■ **Exercise description**: List each line in which the string "Speed" appears.
** Start of Provided records **
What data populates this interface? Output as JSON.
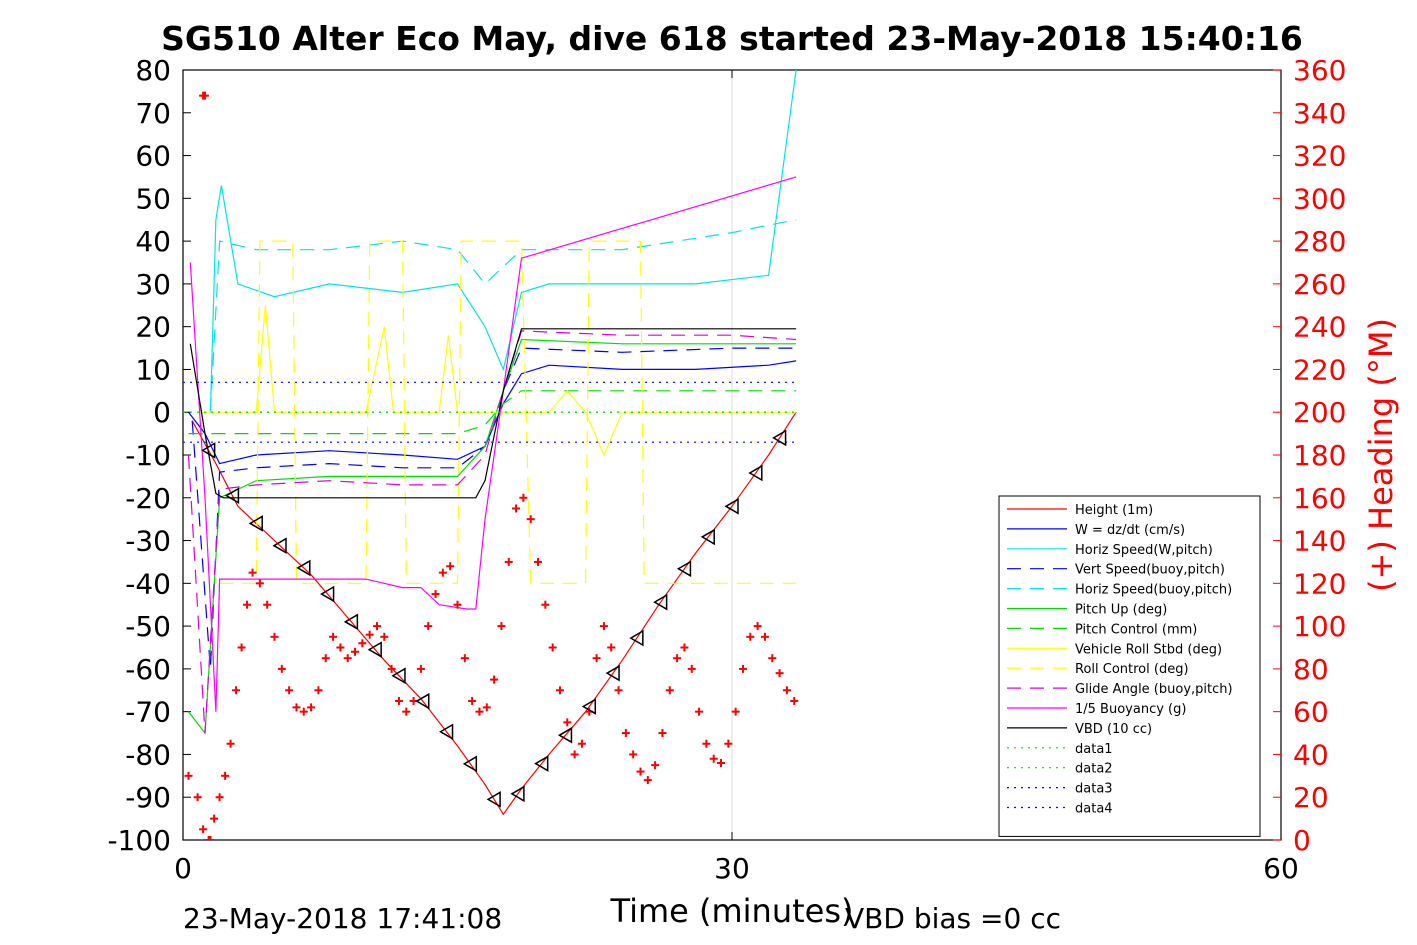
{
  "chart_data": {
    "type": "line",
    "title": "SG510 Alter Eco May, dive 618 started 23-May-2018 15:40:16",
    "xlabel": "Time (minutes)",
    "ylabel_right": "(+) Heading (°M)",
    "xlim": [
      0,
      60
    ],
    "ylim_left": [
      -100,
      80
    ],
    "ylim_right": [
      0,
      360
    ],
    "x_ticks": [
      "0",
      "30",
      "60"
    ],
    "y_ticks_left": [
      "80",
      "70",
      "60",
      "50",
      "40",
      "30",
      "20",
      "10",
      "0",
      "-10",
      "-20",
      "-30",
      "-40",
      "-50",
      "-60",
      "-70",
      "-80",
      "-90",
      "-100"
    ],
    "y_ticks_right": [
      "360",
      "340",
      "320",
      "300",
      "280",
      "260",
      "240",
      "220",
      "200",
      "180",
      "160",
      "140",
      "120",
      "100",
      "80",
      "60",
      "40",
      "20",
      "0"
    ],
    "grid": "x-only",
    "legend_position": "lower-right",
    "footer_left": "23-May-2018 17:41:08",
    "footer_right": "VBD bias =0 cc",
    "series": [
      {
        "name": "Height (1m)",
        "color": "#ff0000",
        "style": "solid",
        "x": [
          0.5,
          1.8,
          3,
          5,
          7,
          9,
          11,
          13,
          15,
          16.5,
          17.5,
          18.5,
          20,
          22,
          24,
          26,
          28,
          30,
          32,
          33.5
        ],
        "y": [
          -2,
          -12,
          -22,
          -30,
          -38,
          -48,
          -58,
          -67,
          -78,
          -87,
          -94,
          -88,
          -80,
          -70,
          -58,
          -45,
          -33,
          -22,
          -10,
          0
        ]
      },
      {
        "name": "W = dz/dt (cm/s)",
        "color": "#0000ff",
        "style": "solid",
        "x": [
          0.3,
          1.2,
          2,
          4,
          8,
          12,
          15,
          16.5,
          17.5,
          18.5,
          20,
          24,
          28,
          32,
          33.5
        ],
        "y": [
          0,
          -5,
          -12,
          -10,
          -9,
          -10,
          -11,
          -8,
          2,
          9,
          11,
          10,
          10,
          11,
          12
        ]
      },
      {
        "name": "Horiz Speed(W,pitch)",
        "color": "#00e5e5",
        "style": "solid",
        "x": [
          1.5,
          1.8,
          2.1,
          3,
          5,
          8,
          12,
          15,
          16.5,
          17.5,
          18.5,
          20,
          24,
          28,
          32,
          33.5
        ],
        "y": [
          0,
          45,
          53,
          30,
          27,
          30,
          28,
          30,
          20,
          10,
          28,
          30,
          30,
          30,
          32,
          80
        ]
      },
      {
        "name": "Vert Speed(buoy,pitch)",
        "color": "#0000ff",
        "style": "dash",
        "x": [
          0.5,
          1.5,
          2,
          4,
          8,
          12,
          15,
          16.5,
          17.5,
          18.5,
          24,
          30,
          33.5
        ],
        "y": [
          -2,
          -60,
          -14,
          -13,
          -12,
          -13,
          -13,
          -8,
          5,
          15,
          14,
          15,
          15
        ]
      },
      {
        "name": "Horiz Speed(buoy,pitch)",
        "color": "#00e5e5",
        "style": "dash",
        "x": [
          1.5,
          2,
          4,
          8,
          12,
          15,
          16.5,
          18.5,
          24,
          30,
          33.5
        ],
        "y": [
          0,
          40,
          38,
          38,
          40,
          38,
          30,
          38,
          38,
          42,
          45
        ]
      },
      {
        "name": "Pitch Up (deg)",
        "color": "#00dd00",
        "style": "solid",
        "x": [
          0.3,
          1.2,
          2,
          4,
          8,
          12,
          15,
          16.5,
          17.5,
          18.5,
          24,
          30,
          33.5
        ],
        "y": [
          -70,
          -75,
          -20,
          -16,
          -15,
          -15,
          -15,
          -8,
          5,
          17,
          16,
          16,
          16
        ]
      },
      {
        "name": "Pitch Control (mm)",
        "color": "#00dd00",
        "style": "dash",
        "x": [
          0.3,
          2,
          8,
          15,
          16.5,
          17.5,
          18.5,
          33.5
        ],
        "y": [
          -5,
          -5,
          -5,
          -5,
          -3,
          2,
          5,
          5
        ]
      },
      {
        "name": "Vehicle Roll Stbd (deg)",
        "color": "#ffff00",
        "style": "solid",
        "x": [
          1,
          3,
          4,
          4.5,
          5,
          6,
          10,
          11,
          11.5,
          12,
          14,
          14.5,
          15,
          20,
          21,
          22,
          23,
          24,
          27,
          33.5
        ],
        "y": [
          0,
          0,
          0,
          25,
          0,
          0,
          0,
          20,
          0,
          0,
          0,
          18,
          0,
          0,
          5,
          0,
          -10,
          0,
          0,
          0
        ]
      },
      {
        "name": "Roll Control (deg)",
        "color": "#ffff00",
        "style": "dash",
        "x": [
          2,
          4,
          4.2,
          6,
          6.2,
          10,
          10.2,
          12,
          12.2,
          15,
          15.2,
          18.5,
          19,
          22,
          22.2,
          25,
          25.2,
          33.5
        ],
        "y": [
          -40,
          -40,
          40,
          40,
          -40,
          -40,
          40,
          40,
          -40,
          -40,
          40,
          40,
          -40,
          -40,
          40,
          40,
          -40,
          -40
        ]
      },
      {
        "name": "Glide Angle (buoy,pitch)",
        "color": "#dd00dd",
        "style": "dash",
        "x": [
          0.3,
          1.2,
          2,
          4,
          8,
          12,
          15,
          16.5,
          17.5,
          18.5,
          24,
          30,
          33.5
        ],
        "y": [
          -10,
          -75,
          -18,
          -17,
          -16,
          -17,
          -17,
          -10,
          5,
          19,
          18,
          18,
          17
        ]
      },
      {
        "name": "1/5 Buoyancy (g)",
        "color": "#ff00ff",
        "style": "solid",
        "x": [
          0.4,
          1.2,
          1.8,
          2,
          5,
          10,
          12,
          13,
          14,
          15.5,
          16,
          16.5,
          17.5,
          18.5,
          33.5
        ],
        "y": [
          35,
          -20,
          -70,
          -39,
          -39,
          -39,
          -41,
          -41,
          -45,
          -46,
          -46,
          -25,
          5,
          36,
          55
        ]
      },
      {
        "name": "VBD (10 cc)",
        "color": "#000000",
        "style": "solid",
        "x": [
          0.4,
          1.2,
          1.8,
          2.2,
          16,
          16.5,
          17.5,
          18.5,
          33.5
        ],
        "y": [
          16,
          -5,
          -19,
          -20,
          -20,
          -16,
          5,
          19.5,
          19.5
        ]
      },
      {
        "name": "data1",
        "color": "#00dd00",
        "style": "dot",
        "x": [
          0,
          33.5
        ],
        "y": [
          0,
          0
        ]
      },
      {
        "name": "data2",
        "color": "#00dd00",
        "style": "dot",
        "x": [
          0,
          33.5
        ],
        "y": [
          0,
          0
        ]
      },
      {
        "name": "data3",
        "color": "#0000ff",
        "style": "dot",
        "x": [
          0,
          33.5
        ],
        "y": [
          7,
          7
        ]
      },
      {
        "name": "data4",
        "color": "#0000ff",
        "style": "dot",
        "x": [
          0,
          33.5
        ],
        "y": [
          -7,
          -7
        ]
      }
    ],
    "heading_points": {
      "color": "#ff0000",
      "marker": "+",
      "axis": "right",
      "x": [
        0.3,
        0.8,
        1.1,
        1.4,
        1.5,
        1.7,
        2,
        2.3,
        2.6,
        2.9,
        3.2,
        3.5,
        3.8,
        4.2,
        4.6,
        5,
        5.4,
        5.8,
        6.2,
        6.6,
        7,
        7.4,
        7.8,
        8.2,
        8.6,
        9,
        9.4,
        9.8,
        10.2,
        10.6,
        11,
        11.4,
        11.8,
        12.2,
        12.6,
        13,
        13.4,
        13.8,
        14.2,
        14.6,
        15,
        15.4,
        15.8,
        16.2,
        16.6,
        17,
        17.4,
        17.8,
        18.2,
        18.6,
        19,
        19.4,
        19.8,
        20.2,
        20.6,
        21,
        21.4,
        21.8,
        22.2,
        22.6,
        23,
        23.4,
        23.8,
        24.2,
        24.6,
        25,
        25.4,
        25.8,
        26.2,
        26.6,
        27,
        27.4,
        27.8,
        28.2,
        28.6,
        29,
        29.4,
        29.8,
        30.2,
        30.6,
        31,
        31.4,
        31.8,
        32.2,
        32.6,
        33,
        33.4,
        1.1,
        1.2
      ],
      "y": [
        30,
        20,
        5,
        0,
        0,
        10,
        20,
        30,
        45,
        70,
        90,
        110,
        125,
        120,
        110,
        95,
        80,
        70,
        62,
        60,
        62,
        70,
        85,
        95,
        90,
        85,
        88,
        92,
        96,
        100,
        95,
        80,
        65,
        60,
        65,
        80,
        100,
        115,
        125,
        128,
        110,
        85,
        65,
        60,
        62,
        75,
        100,
        130,
        155,
        160,
        150,
        130,
        110,
        90,
        70,
        55,
        40,
        45,
        60,
        85,
        100,
        90,
        70,
        50,
        40,
        32,
        28,
        35,
        50,
        70,
        85,
        90,
        80,
        60,
        45,
        38,
        36,
        45,
        60,
        80,
        95,
        100,
        95,
        85,
        78,
        70,
        65,
        348,
        348
      ]
    },
    "bottom_markers": {
      "marker": "left-pointing triangle",
      "color": "#000000"
    }
  }
}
** End of Provided records **
■ **Answer for this exercise**:
        "name": "Horiz Speed(W,pitch)",
        "name": "Vert Speed(buoy,pitch)",
        "name": "Horiz Speed(buoy,pitch)",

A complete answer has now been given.